WHAT TO WORK ON
For the data that follows, state how many lines hold the string "diagnosis", giving the number by itself.

——————————

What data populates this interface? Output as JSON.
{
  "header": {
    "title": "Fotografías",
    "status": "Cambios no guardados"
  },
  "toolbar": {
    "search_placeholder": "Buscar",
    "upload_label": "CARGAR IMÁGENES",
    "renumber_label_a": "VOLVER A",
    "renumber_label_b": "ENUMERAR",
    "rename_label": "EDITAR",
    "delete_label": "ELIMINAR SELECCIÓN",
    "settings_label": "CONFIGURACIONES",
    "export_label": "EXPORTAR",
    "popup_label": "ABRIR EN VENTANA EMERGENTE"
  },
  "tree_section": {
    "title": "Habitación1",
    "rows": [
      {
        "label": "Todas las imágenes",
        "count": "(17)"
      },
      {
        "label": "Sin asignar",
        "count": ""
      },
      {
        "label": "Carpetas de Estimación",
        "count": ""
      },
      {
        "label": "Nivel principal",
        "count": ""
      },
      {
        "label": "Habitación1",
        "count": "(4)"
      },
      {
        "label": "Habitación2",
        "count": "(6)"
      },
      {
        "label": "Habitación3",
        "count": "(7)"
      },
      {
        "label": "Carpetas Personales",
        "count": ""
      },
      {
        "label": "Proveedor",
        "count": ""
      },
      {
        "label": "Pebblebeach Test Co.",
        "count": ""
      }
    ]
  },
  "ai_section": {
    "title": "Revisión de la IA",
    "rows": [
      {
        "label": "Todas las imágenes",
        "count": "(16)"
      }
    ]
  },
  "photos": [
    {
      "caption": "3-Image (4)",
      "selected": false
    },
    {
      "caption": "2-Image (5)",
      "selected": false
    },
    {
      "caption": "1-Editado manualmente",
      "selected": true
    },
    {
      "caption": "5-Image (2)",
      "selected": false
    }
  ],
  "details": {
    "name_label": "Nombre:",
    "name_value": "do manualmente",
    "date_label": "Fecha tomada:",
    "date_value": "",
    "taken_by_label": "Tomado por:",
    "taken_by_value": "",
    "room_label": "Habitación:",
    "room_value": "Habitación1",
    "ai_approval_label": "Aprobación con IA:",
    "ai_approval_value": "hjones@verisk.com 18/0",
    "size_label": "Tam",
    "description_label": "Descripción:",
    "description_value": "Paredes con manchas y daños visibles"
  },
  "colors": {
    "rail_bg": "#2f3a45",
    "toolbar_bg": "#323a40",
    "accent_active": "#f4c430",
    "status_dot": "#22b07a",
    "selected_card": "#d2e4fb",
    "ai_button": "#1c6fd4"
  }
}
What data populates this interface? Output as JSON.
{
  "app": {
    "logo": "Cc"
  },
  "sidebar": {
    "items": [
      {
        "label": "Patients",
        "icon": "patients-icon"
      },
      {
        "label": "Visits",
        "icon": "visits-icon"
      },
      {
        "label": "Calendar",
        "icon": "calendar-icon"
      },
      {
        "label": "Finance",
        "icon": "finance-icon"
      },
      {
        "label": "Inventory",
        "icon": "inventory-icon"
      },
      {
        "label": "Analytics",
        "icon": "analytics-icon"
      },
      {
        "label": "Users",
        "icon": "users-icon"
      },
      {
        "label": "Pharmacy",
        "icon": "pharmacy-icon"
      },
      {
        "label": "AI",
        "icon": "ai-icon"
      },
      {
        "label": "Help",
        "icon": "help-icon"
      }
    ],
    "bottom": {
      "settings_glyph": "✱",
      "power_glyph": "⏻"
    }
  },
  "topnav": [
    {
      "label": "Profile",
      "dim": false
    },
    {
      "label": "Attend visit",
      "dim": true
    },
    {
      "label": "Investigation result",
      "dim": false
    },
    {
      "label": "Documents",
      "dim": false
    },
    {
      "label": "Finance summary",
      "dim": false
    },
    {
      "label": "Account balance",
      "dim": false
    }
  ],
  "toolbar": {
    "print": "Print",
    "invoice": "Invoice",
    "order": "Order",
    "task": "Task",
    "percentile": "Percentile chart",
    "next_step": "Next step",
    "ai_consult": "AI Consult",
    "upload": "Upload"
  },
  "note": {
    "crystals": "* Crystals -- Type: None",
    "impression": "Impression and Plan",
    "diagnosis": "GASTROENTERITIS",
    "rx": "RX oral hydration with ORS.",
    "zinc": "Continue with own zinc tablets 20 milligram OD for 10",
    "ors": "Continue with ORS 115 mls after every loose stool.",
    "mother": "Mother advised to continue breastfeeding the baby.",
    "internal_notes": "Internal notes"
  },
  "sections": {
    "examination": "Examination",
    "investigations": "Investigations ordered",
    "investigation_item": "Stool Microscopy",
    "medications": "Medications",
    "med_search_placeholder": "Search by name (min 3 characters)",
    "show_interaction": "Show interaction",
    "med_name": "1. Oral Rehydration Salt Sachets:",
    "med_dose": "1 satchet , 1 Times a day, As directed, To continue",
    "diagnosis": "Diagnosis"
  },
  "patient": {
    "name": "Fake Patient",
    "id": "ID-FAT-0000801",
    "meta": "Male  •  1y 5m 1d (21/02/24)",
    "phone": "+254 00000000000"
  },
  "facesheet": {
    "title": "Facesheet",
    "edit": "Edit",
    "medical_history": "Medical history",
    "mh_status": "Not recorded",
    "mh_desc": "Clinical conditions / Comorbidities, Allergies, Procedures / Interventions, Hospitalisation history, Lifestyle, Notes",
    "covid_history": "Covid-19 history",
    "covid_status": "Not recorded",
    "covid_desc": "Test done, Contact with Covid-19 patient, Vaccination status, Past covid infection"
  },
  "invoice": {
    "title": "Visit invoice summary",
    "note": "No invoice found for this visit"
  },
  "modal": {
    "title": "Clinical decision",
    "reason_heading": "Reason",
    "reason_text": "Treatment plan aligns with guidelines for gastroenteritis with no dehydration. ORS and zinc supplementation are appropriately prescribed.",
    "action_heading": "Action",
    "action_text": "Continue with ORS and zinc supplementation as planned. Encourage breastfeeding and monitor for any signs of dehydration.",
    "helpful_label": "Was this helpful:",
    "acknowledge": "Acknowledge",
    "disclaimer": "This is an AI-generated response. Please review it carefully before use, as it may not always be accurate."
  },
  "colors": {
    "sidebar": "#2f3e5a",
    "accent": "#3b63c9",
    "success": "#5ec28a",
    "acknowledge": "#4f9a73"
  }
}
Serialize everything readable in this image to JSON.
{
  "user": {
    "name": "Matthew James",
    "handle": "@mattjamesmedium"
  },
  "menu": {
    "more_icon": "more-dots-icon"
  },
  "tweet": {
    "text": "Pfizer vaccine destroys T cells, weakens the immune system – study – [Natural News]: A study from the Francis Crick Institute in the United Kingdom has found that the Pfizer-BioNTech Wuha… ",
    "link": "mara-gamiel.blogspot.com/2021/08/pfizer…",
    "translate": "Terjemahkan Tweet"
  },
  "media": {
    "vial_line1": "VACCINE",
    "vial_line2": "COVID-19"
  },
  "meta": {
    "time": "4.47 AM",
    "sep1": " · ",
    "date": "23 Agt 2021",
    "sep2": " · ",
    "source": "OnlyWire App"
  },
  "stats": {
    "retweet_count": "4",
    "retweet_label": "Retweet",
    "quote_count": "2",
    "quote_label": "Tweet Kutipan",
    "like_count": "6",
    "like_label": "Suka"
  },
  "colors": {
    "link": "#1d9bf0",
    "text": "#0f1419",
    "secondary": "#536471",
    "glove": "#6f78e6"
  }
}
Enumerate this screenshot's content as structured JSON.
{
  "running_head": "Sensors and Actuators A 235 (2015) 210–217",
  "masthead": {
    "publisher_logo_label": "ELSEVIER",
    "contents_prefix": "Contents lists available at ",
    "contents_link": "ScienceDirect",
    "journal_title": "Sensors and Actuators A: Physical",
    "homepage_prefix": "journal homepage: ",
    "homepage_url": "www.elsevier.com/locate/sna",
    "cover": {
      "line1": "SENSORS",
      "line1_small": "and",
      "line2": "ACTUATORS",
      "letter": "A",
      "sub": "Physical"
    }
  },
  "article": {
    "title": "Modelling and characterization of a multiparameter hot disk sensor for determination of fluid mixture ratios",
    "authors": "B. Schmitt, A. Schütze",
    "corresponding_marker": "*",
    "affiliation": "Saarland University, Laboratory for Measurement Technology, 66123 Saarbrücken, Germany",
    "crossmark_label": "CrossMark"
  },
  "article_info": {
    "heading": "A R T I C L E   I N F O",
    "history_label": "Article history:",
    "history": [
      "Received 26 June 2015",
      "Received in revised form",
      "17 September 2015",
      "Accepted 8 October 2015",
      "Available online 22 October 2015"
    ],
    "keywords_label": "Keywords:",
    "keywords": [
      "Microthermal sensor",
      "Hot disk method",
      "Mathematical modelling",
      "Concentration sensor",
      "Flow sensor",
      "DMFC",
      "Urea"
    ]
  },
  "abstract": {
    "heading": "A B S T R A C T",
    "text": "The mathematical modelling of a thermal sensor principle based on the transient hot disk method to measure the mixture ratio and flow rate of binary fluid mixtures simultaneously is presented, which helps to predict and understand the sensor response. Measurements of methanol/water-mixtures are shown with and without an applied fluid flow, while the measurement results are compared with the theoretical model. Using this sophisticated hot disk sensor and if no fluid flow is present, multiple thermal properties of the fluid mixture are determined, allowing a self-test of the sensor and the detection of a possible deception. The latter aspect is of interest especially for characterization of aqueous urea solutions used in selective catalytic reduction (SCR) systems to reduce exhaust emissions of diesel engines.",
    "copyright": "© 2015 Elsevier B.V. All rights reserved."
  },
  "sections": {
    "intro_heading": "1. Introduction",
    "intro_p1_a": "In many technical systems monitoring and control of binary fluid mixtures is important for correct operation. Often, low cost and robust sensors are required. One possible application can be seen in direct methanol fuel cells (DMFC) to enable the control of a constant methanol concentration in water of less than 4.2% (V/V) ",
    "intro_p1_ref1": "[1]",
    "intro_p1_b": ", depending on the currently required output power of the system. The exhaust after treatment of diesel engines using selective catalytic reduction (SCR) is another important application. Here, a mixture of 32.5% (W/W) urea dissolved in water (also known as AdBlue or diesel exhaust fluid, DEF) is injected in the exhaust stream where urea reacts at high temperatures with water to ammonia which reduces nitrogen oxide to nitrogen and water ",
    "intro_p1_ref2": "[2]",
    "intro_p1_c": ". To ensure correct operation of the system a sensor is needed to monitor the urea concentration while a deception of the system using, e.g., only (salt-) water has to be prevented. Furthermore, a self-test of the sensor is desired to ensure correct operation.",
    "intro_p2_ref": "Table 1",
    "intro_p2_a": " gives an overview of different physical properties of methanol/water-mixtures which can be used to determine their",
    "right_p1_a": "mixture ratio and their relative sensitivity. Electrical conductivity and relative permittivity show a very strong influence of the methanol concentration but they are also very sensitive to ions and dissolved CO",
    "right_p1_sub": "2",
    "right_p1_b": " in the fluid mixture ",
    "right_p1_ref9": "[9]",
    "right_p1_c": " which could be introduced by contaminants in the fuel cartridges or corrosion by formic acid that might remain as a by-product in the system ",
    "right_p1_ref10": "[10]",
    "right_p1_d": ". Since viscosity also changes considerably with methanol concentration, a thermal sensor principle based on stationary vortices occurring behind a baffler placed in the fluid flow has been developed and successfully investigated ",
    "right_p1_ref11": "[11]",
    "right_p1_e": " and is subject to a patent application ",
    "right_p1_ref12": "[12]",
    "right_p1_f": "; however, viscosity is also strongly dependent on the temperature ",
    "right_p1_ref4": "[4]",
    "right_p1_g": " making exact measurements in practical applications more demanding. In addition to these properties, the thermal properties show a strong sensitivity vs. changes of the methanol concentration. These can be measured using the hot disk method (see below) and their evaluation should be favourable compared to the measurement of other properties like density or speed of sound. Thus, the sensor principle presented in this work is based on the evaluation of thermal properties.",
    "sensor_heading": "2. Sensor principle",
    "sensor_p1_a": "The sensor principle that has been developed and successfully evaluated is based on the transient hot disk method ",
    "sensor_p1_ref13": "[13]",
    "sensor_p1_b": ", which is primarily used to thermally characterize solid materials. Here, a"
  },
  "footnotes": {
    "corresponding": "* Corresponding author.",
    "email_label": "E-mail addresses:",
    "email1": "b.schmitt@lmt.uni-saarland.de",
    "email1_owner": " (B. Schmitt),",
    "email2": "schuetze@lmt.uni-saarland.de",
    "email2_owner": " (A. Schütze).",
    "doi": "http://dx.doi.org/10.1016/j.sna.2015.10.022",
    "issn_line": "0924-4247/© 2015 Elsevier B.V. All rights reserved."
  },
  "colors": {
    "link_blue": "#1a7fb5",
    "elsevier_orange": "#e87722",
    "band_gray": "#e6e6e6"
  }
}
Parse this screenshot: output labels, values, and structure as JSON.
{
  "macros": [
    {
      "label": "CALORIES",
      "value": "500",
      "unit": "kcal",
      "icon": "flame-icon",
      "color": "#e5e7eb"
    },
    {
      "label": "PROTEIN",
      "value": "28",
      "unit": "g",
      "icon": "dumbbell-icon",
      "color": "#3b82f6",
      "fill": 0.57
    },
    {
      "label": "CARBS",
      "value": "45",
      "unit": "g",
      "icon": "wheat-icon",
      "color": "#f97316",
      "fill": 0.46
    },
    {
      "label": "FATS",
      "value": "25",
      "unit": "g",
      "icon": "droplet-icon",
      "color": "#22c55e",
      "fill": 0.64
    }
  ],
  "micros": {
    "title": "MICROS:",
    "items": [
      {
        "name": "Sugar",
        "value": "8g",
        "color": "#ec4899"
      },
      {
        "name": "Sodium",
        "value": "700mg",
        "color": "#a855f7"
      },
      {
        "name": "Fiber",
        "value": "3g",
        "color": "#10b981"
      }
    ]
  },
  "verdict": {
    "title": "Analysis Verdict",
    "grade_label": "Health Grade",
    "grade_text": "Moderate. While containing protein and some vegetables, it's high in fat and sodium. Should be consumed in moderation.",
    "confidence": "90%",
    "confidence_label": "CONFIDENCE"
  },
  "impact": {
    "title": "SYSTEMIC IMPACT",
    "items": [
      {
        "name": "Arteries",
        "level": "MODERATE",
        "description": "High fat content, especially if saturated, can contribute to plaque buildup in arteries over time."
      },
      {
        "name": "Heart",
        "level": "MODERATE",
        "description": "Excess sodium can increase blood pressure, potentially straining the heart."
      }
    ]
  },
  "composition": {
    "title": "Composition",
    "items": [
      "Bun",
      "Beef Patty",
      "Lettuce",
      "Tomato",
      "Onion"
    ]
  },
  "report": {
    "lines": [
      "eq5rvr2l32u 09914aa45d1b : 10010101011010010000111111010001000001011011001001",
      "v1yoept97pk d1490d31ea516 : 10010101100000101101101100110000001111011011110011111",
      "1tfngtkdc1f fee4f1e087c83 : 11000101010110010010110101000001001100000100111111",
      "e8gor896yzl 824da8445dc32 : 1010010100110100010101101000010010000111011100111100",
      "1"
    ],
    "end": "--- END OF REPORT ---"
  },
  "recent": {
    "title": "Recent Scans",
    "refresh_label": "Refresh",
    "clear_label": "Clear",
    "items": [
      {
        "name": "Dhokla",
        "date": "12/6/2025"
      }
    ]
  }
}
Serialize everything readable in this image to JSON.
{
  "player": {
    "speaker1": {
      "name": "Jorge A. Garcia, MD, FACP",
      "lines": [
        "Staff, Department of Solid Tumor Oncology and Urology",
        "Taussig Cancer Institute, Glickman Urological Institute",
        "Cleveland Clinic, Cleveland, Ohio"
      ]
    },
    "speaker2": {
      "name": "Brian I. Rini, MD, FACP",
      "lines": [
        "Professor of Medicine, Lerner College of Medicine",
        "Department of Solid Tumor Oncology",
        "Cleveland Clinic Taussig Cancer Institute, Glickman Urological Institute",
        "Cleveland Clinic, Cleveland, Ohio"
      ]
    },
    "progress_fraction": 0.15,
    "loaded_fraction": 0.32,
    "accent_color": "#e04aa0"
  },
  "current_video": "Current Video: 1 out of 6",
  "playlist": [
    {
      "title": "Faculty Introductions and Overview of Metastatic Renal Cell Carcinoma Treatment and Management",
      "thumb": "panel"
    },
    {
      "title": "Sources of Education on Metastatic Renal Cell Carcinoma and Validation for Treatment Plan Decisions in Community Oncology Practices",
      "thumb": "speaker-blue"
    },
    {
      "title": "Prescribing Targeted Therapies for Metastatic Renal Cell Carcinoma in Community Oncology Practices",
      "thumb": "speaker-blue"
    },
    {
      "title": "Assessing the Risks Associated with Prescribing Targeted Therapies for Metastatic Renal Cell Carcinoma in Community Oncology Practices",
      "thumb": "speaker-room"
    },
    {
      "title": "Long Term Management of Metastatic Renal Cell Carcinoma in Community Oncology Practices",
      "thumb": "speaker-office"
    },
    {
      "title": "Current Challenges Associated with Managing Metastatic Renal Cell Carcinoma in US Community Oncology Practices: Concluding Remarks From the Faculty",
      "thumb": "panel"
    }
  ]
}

——————————

WRITTEN SOLUTION
2